__TO DO__:
Provide an exact copy of the data, excluding the images.
---*---
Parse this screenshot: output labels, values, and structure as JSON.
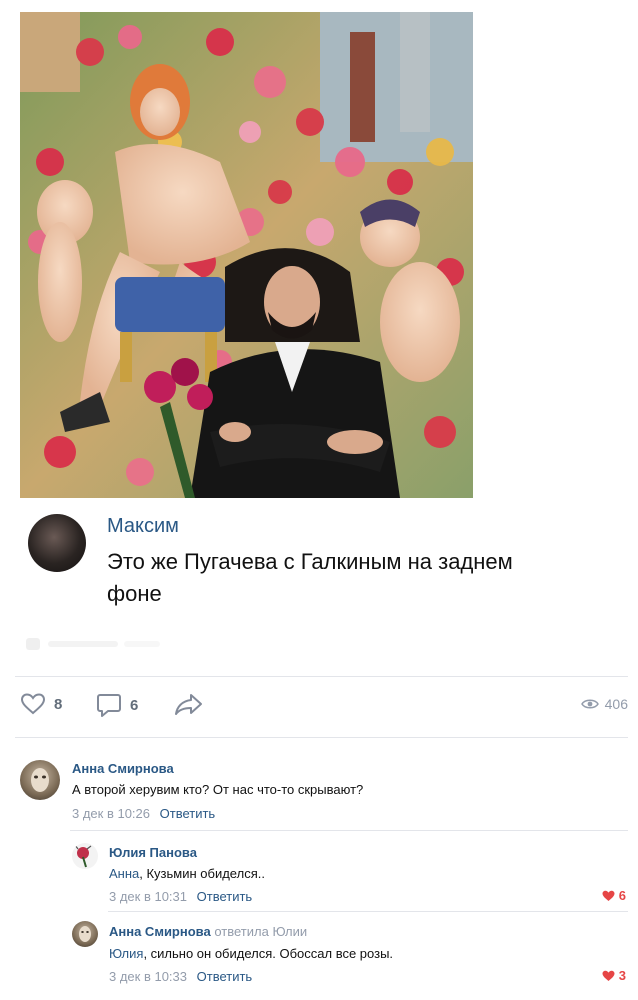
{
  "post": {
    "photo_icon": "photo-painting-portrait",
    "quote": {
      "author": "Максим",
      "text": "Это же Пугачева с Галкиным на заднем фоне"
    },
    "actions": {
      "likes": "8",
      "comments": "6",
      "views": "406"
    }
  },
  "comments": [
    {
      "author": "Анна Смирнова",
      "text": "А второй херувим кто? От нас что-то скрывают?",
      "date": "3 дек в 10:26",
      "reply_label": "Ответить"
    },
    {
      "author": "Юлия Панова",
      "mention": "Анна",
      "text": ", Кузьмин обиделся..",
      "date": "3 дек в 10:31",
      "reply_label": "Ответить",
      "likes": "6"
    },
    {
      "author": "Анна Смирнова",
      "reply_to": "ответила Юлии",
      "mention": "Юлия",
      "text": ", сильно он обиделся. Обоссал все розы.",
      "date": "3 дек в 10:33",
      "reply_label": "Ответить",
      "likes": "3"
    }
  ],
  "colors": {
    "link": "#2a5885",
    "meta": "#939cab",
    "like": "#e64646"
  }
}
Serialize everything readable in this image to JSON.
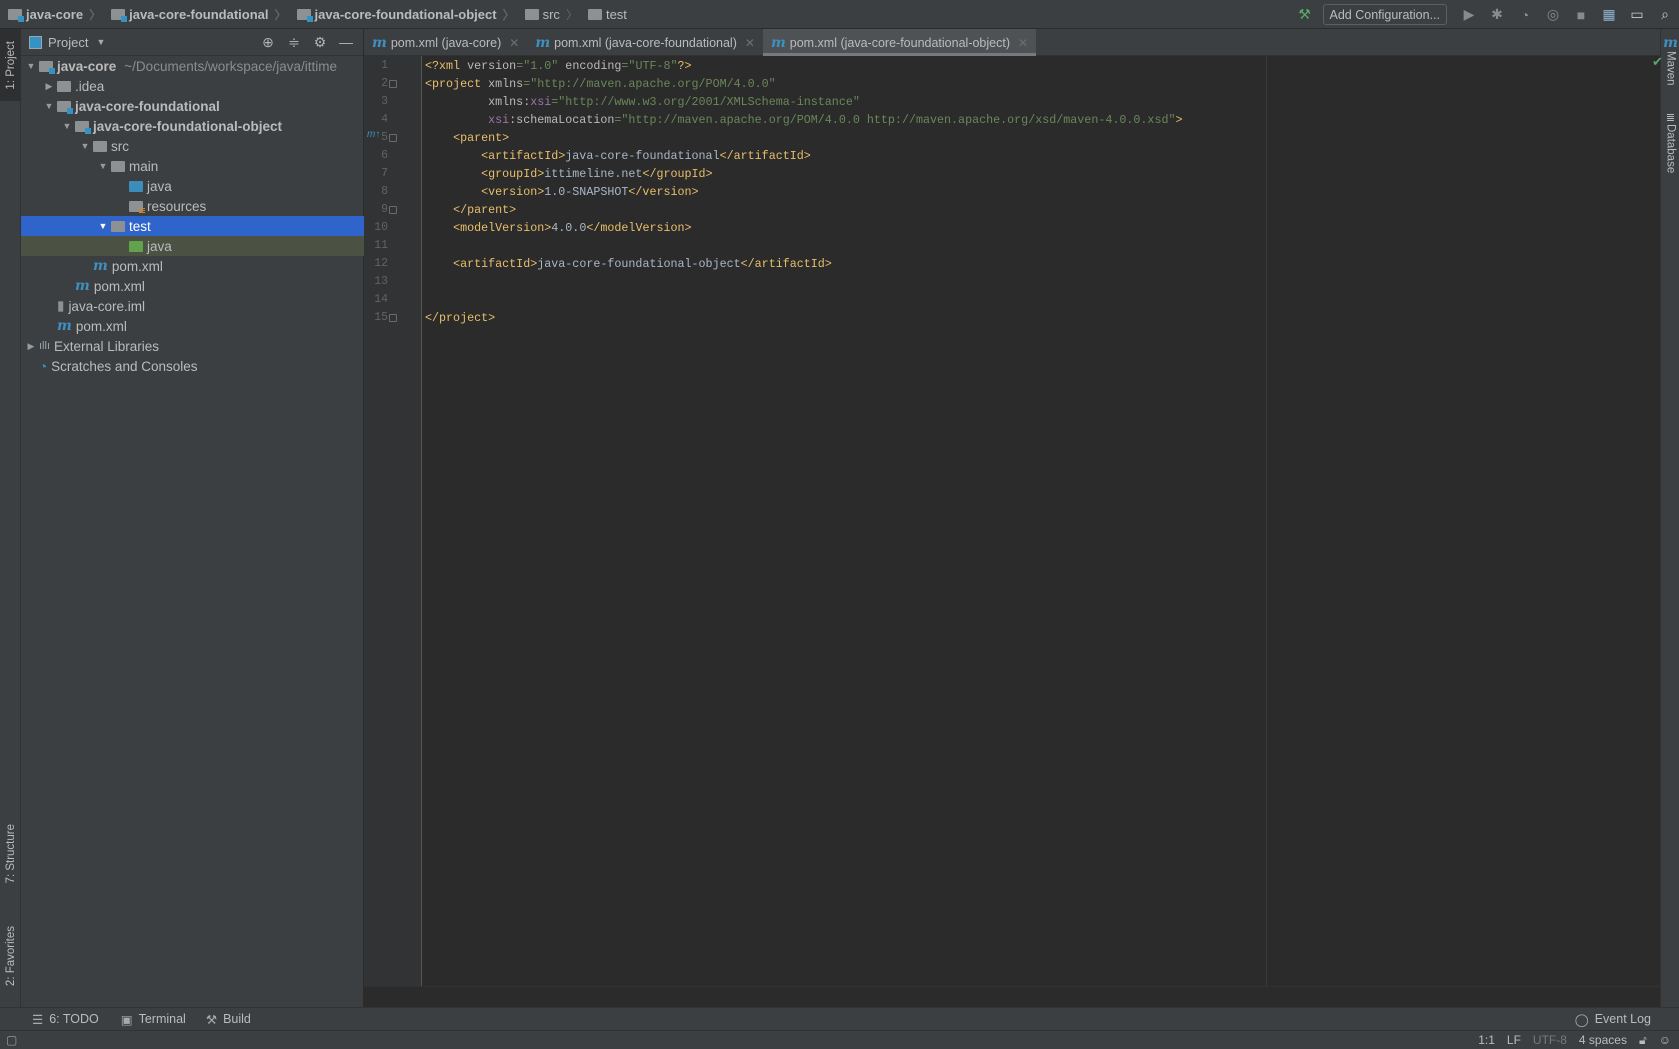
{
  "breadcrumbs": [
    {
      "label": "java-core",
      "icon": "module-folder-icon"
    },
    {
      "label": "java-core-foundational",
      "icon": "module-folder-icon"
    },
    {
      "label": "java-core-foundational-object",
      "icon": "module-folder-icon"
    },
    {
      "label": "src",
      "icon": "folder-icon"
    },
    {
      "label": "test",
      "icon": "folder-icon"
    }
  ],
  "toolbar": {
    "add_configuration": "Add Configuration..."
  },
  "left_stripe": {
    "project": "1: Project",
    "structure": "7: Structure",
    "favorites": "2: Favorites"
  },
  "right_stripe": {
    "maven": "Maven",
    "database": "Database"
  },
  "project_panel": {
    "title": "Project",
    "tree": [
      {
        "label": "java-core",
        "hint": "~/Documents/workspace/java/ittime",
        "level": 0,
        "arrow": "down",
        "icon": "module",
        "bold": true
      },
      {
        "label": ".idea",
        "level": 1,
        "arrow": "right",
        "icon": "folder"
      },
      {
        "label": "java-core-foundational",
        "level": 1,
        "arrow": "down",
        "icon": "module",
        "bold": true
      },
      {
        "label": "java-core-foundational-object",
        "level": 2,
        "arrow": "down",
        "icon": "module",
        "bold": true
      },
      {
        "label": "src",
        "level": 3,
        "arrow": "down",
        "icon": "folder"
      },
      {
        "label": "main",
        "level": 4,
        "arrow": "down",
        "icon": "folder"
      },
      {
        "label": "java",
        "level": 5,
        "icon": "source-folder"
      },
      {
        "label": "resources",
        "level": 5,
        "icon": "resources-folder"
      },
      {
        "label": "test",
        "level": 4,
        "arrow": "down",
        "icon": "folder",
        "selected": true
      },
      {
        "label": "java",
        "level": 5,
        "icon": "test-folder",
        "highlight": true
      },
      {
        "label": "pom.xml",
        "level": 3,
        "icon": "maven"
      },
      {
        "label": "pom.xml",
        "level": 2,
        "icon": "maven"
      },
      {
        "label": "java-core.iml",
        "level": 1,
        "icon": "iml"
      },
      {
        "label": "pom.xml",
        "level": 1,
        "icon": "maven"
      },
      {
        "label": "External Libraries",
        "level": 0,
        "arrow": "right",
        "icon": "libraries"
      },
      {
        "label": "Scratches and Consoles",
        "level": 0,
        "icon": "scratches"
      }
    ]
  },
  "tabs": [
    {
      "label": "pom.xml (java-core)",
      "active": false
    },
    {
      "label": "pom.xml (java-core-foundational)",
      "active": false
    },
    {
      "label": "pom.xml (java-core-foundational-object)",
      "active": true
    }
  ],
  "editor": {
    "lines": [
      [
        [
          "tag",
          "<?xml "
        ],
        [
          "attr",
          "version"
        ],
        [
          "str",
          "=\"1.0\""
        ],
        [
          "attr",
          " encoding"
        ],
        [
          "str",
          "=\"UTF-8\""
        ],
        [
          "tag",
          "?>"
        ]
      ],
      [
        [
          "tag",
          "<project "
        ],
        [
          "attr",
          "xmlns"
        ],
        [
          "str",
          "=\"http://maven.apache.org/POM/4.0.0\""
        ]
      ],
      [
        [
          "text",
          "         "
        ],
        [
          "attr",
          "xmlns:"
        ],
        [
          "ns",
          "xsi"
        ],
        [
          "str",
          "=\"http://www.w3.org/2001/XMLSchema-instance\""
        ]
      ],
      [
        [
          "text",
          "         "
        ],
        [
          "ns",
          "xsi"
        ],
        [
          "attr",
          ":schemaLocation"
        ],
        [
          "str",
          "=\"http://maven.apache.org/POM/4.0.0 http://maven.apache.org/xsd/maven-4.0.0.xsd\""
        ],
        [
          "tag",
          ">"
        ]
      ],
      [
        [
          "text",
          "    "
        ],
        [
          "tag",
          "<parent>"
        ]
      ],
      [
        [
          "text",
          "        "
        ],
        [
          "tag",
          "<artifactId>"
        ],
        [
          "text",
          "java-core-foundational"
        ],
        [
          "tag",
          "</artifactId>"
        ]
      ],
      [
        [
          "text",
          "        "
        ],
        [
          "tag",
          "<groupId>"
        ],
        [
          "text",
          "ittimeline.net"
        ],
        [
          "tag",
          "</groupId>"
        ]
      ],
      [
        [
          "text",
          "        "
        ],
        [
          "tag",
          "<version>"
        ],
        [
          "text",
          "1.0-SNAPSHOT"
        ],
        [
          "tag",
          "</version>"
        ]
      ],
      [
        [
          "text",
          "    "
        ],
        [
          "tag",
          "</parent>"
        ]
      ],
      [
        [
          "text",
          "    "
        ],
        [
          "tag",
          "<modelVersion>"
        ],
        [
          "text",
          "4.0.0"
        ],
        [
          "tag",
          "</modelVersion>"
        ]
      ],
      [],
      [
        [
          "text",
          "    "
        ],
        [
          "tag",
          "<artifactId>"
        ],
        [
          "text",
          "java-core-foundational-object"
        ],
        [
          "tag",
          "</artifactId>"
        ]
      ],
      [],
      [],
      [
        [
          "tag",
          "</project>"
        ]
      ]
    ]
  },
  "bottom_tools": {
    "todo": "6: TODO",
    "terminal": "Terminal",
    "build": "Build",
    "event_log": "Event Log"
  },
  "status": {
    "position": "1:1",
    "line_sep": "LF",
    "encoding": "UTF-8",
    "indent": "4 spaces"
  },
  "colors": {
    "tag": "#e8bf6a",
    "attr": "#bababa",
    "string": "#6a8759",
    "namespace": "#9876aa",
    "selection": "#2f65ca"
  }
}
---*---
__SOLUTION__:
Parse this screenshot: output labels, values, and structure as JSON.
{
  "post": {
    "photo_icon": "photo-painting-portrait",
    "quote": {
      "author": "Максим",
      "text": "Это же Пугачева с Галкиным на заднем фоне"
    },
    "actions": {
      "likes": "8",
      "comments": "6",
      "views": "406"
    }
  },
  "comments": [
    {
      "author": "Анна Смирнова",
      "text": "А второй херувим кто? От нас что-то скрывают?",
      "date": "3 дек в 10:26",
      "reply_label": "Ответить"
    },
    {
      "author": "Юлия Панова",
      "mention": "Анна",
      "text": ", Кузьмин обиделся..",
      "date": "3 дек в 10:31",
      "reply_label": "Ответить",
      "likes": "6"
    },
    {
      "author": "Анна Смирнова",
      "reply_to": "ответила Юлии",
      "mention": "Юлия",
      "text": ", сильно он обиделся. Обоссал все розы.",
      "date": "3 дек в 10:33",
      "reply_label": "Ответить",
      "likes": "3"
    }
  ],
  "colors": {
    "link": "#2a5885",
    "meta": "#939cab",
    "like": "#e64646"
  }
}
Serialize everything readable in this image to JSON.
{
  "breadcrumbs": [
    {
      "label": "java-core",
      "icon": "module-folder-icon"
    },
    {
      "label": "java-core-foundational",
      "icon": "module-folder-icon"
    },
    {
      "label": "java-core-foundational-object",
      "icon": "module-folder-icon"
    },
    {
      "label": "src",
      "icon": "folder-icon"
    },
    {
      "label": "test",
      "icon": "folder-icon"
    }
  ],
  "toolbar": {
    "add_configuration": "Add Configuration..."
  },
  "left_stripe": {
    "project": "1: Project",
    "structure": "7: Structure",
    "favorites": "2: Favorites"
  },
  "right_stripe": {
    "maven": "Maven",
    "database": "Database"
  },
  "project_panel": {
    "title": "Project",
    "tree": [
      {
        "label": "java-core",
        "hint": "~/Documents/workspace/java/ittime",
        "level": 0,
        "arrow": "down",
        "icon": "module",
        "bold": true
      },
      {
        "label": ".idea",
        "level": 1,
        "arrow": "right",
        "icon": "folder"
      },
      {
        "label": "java-core-foundational",
        "level": 1,
        "arrow": "down",
        "icon": "module",
        "bold": true
      },
      {
        "label": "java-core-foundational-object",
        "level": 2,
        "arrow": "down",
        "icon": "module",
        "bold": true
      },
      {
        "label": "src",
        "level": 3,
        "arrow": "down",
        "icon": "folder"
      },
      {
        "label": "main",
        "level": 4,
        "arrow": "down",
        "icon": "folder"
      },
      {
        "label": "java",
        "level": 5,
        "icon": "source-folder"
      },
      {
        "label": "resources",
        "level": 5,
        "icon": "resources-folder"
      },
      {
        "label": "test",
        "level": 4,
        "arrow": "down",
        "icon": "folder",
        "selected": true
      },
      {
        "label": "java",
        "level": 5,
        "icon": "test-folder",
        "highlight": true
      },
      {
        "label": "pom.xml",
        "level": 3,
        "icon": "maven"
      },
      {
        "label": "pom.xml",
        "level": 2,
        "icon": "maven"
      },
      {
        "label": "java-core.iml",
        "level": 1,
        "icon": "iml"
      },
      {
        "label": "pom.xml",
        "level": 1,
        "icon": "maven"
      },
      {
        "label": "External Libraries",
        "level": 0,
        "arrow": "right",
        "icon": "libraries"
      },
      {
        "label": "Scratches and Consoles",
        "level": 0,
        "icon": "scratches"
      }
    ]
  },
  "tabs": [
    {
      "label": "pom.xml (java-core)",
      "active": false
    },
    {
      "label": "pom.xml (java-core-foundational)",
      "active": false
    },
    {
      "label": "pom.xml (java-core-foundational-object)",
      "active": true
    }
  ],
  "editor": {
    "lines": [
      [
        [
          "tag",
          "<?xml "
        ],
        [
          "attr",
          "version"
        ],
        [
          "str",
          "=\"1.0\""
        ],
        [
          "attr",
          " encoding"
        ],
        [
          "str",
          "=\"UTF-8\""
        ],
        [
          "tag",
          "?>"
        ]
      ],
      [
        [
          "tag",
          "<project "
        ],
        [
          "attr",
          "xmlns"
        ],
        [
          "str",
          "=\"http://maven.apache.org/POM/4.0.0\""
        ]
      ],
      [
        [
          "text",
          "         "
        ],
        [
          "attr",
          "xmlns:"
        ],
        [
          "ns",
          "xsi"
        ],
        [
          "str",
          "=\"http://www.w3.org/2001/XMLSchema-instance\""
        ]
      ],
      [
        [
          "text",
          "         "
        ],
        [
          "ns",
          "xsi"
        ],
        [
          "attr",
          ":schemaLocation"
        ],
        [
          "str",
          "=\"http://maven.apache.org/POM/4.0.0 http://maven.apache.org/xsd/maven-4.0.0.xsd\""
        ],
        [
          "tag",
          ">"
        ]
      ],
      [
        [
          "text",
          "    "
        ],
        [
          "tag",
          "<parent>"
        ]
      ],
      [
        [
          "text",
          "        "
        ],
        [
          "tag",
          "<artifactId>"
        ],
        [
          "text",
          "java-core-foundational"
        ],
        [
          "tag",
          "</artifactId>"
        ]
      ],
      [
        [
          "text",
          "        "
        ],
        [
          "tag",
          "<groupId>"
        ],
        [
          "text",
          "ittimeline.net"
        ],
        [
          "tag",
          "</groupId>"
        ]
      ],
      [
        [
          "text",
          "        "
        ],
        [
          "tag",
          "<version>"
        ],
        [
          "text",
          "1.0-SNAPSHOT"
        ],
        [
          "tag",
          "</version>"
        ]
      ],
      [
        [
          "text",
          "    "
        ],
        [
          "tag",
          "</parent>"
        ]
      ],
      [
        [
          "text",
          "    "
        ],
        [
          "tag",
          "<modelVersion>"
        ],
        [
          "text",
          "4.0.0"
        ],
        [
          "tag",
          "</modelVersion>"
        ]
      ],
      [],
      [
        [
          "text",
          "    "
        ],
        [
          "tag",
          "<artifactId>"
        ],
        [
          "text",
          "java-core-foundational-object"
        ],
        [
          "tag",
          "</artifactId>"
        ]
      ],
      [],
      [],
      [
        [
          "tag",
          "</project>"
        ]
      ]
    ]
  },
  "bottom_tools": {
    "todo": "6: TODO",
    "terminal": "Terminal",
    "build": "Build",
    "event_log": "Event Log"
  },
  "status": {
    "position": "1:1",
    "line_sep": "LF",
    "encoding": "UTF-8",
    "indent": "4 spaces"
  },
  "colors": {
    "tag": "#e8bf6a",
    "attr": "#bababa",
    "string": "#6a8759",
    "namespace": "#9876aa",
    "selection": "#2f65ca"
  }
}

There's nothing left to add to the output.